— Start Task material —

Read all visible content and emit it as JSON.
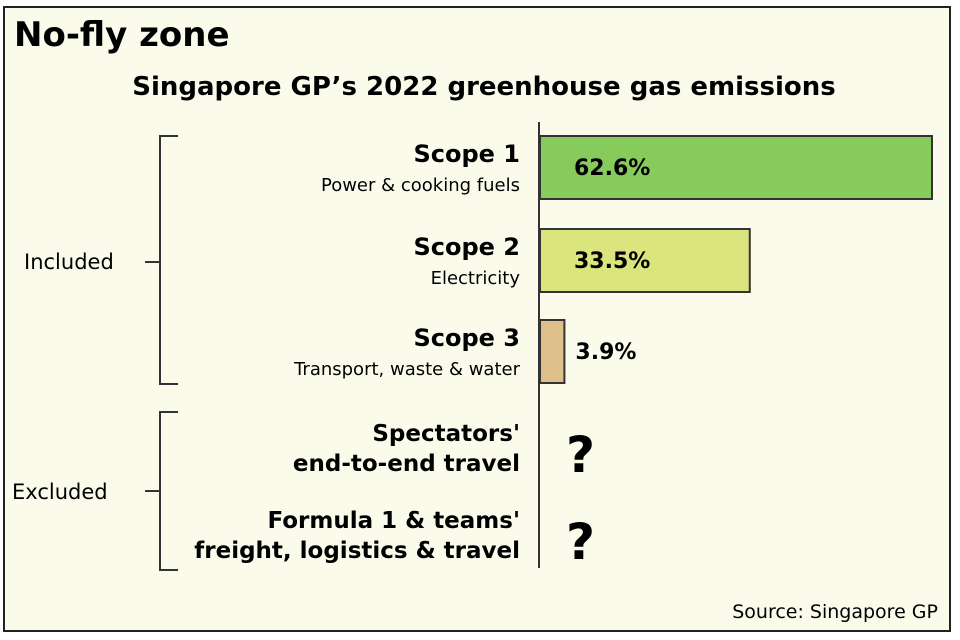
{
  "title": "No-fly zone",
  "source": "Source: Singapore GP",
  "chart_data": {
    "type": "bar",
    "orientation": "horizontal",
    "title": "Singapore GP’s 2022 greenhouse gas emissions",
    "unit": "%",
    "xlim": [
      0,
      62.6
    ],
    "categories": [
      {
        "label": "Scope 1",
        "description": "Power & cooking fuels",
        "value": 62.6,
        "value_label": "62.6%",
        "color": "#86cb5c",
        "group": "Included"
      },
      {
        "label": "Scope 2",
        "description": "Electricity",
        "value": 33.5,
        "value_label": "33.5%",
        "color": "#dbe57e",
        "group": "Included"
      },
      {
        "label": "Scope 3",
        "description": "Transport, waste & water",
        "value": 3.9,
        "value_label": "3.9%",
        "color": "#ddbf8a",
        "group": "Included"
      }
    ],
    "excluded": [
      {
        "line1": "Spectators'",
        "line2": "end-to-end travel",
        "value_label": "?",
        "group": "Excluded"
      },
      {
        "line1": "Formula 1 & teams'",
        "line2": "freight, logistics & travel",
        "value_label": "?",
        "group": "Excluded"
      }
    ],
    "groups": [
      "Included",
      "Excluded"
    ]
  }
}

— End Task material —

Objective => Repeat the entries exactly. Pictures are excluded from the copy.

Exercise result =>
Read all visible content and emit it as JSON.
{
  "title": "No-fly zone",
  "source": "Source: Singapore GP",
  "chart_data": {
    "type": "bar",
    "orientation": "horizontal",
    "title": "Singapore GP’s 2022 greenhouse gas emissions",
    "unit": "%",
    "xlim": [
      0,
      62.6
    ],
    "categories": [
      {
        "label": "Scope 1",
        "description": "Power & cooking fuels",
        "value": 62.6,
        "value_label": "62.6%",
        "color": "#86cb5c",
        "group": "Included"
      },
      {
        "label": "Scope 2",
        "description": "Electricity",
        "value": 33.5,
        "value_label": "33.5%",
        "color": "#dbe57e",
        "group": "Included"
      },
      {
        "label": "Scope 3",
        "description": "Transport, waste & water",
        "value": 3.9,
        "value_label": "3.9%",
        "color": "#ddbf8a",
        "group": "Included"
      }
    ],
    "excluded": [
      {
        "line1": "Spectators'",
        "line2": "end-to-end travel",
        "value_label": "?",
        "group": "Excluded"
      },
      {
        "line1": "Formula 1 & teams'",
        "line2": "freight, logistics & travel",
        "value_label": "?",
        "group": "Excluded"
      }
    ],
    "groups": [
      "Included",
      "Excluded"
    ]
  }
}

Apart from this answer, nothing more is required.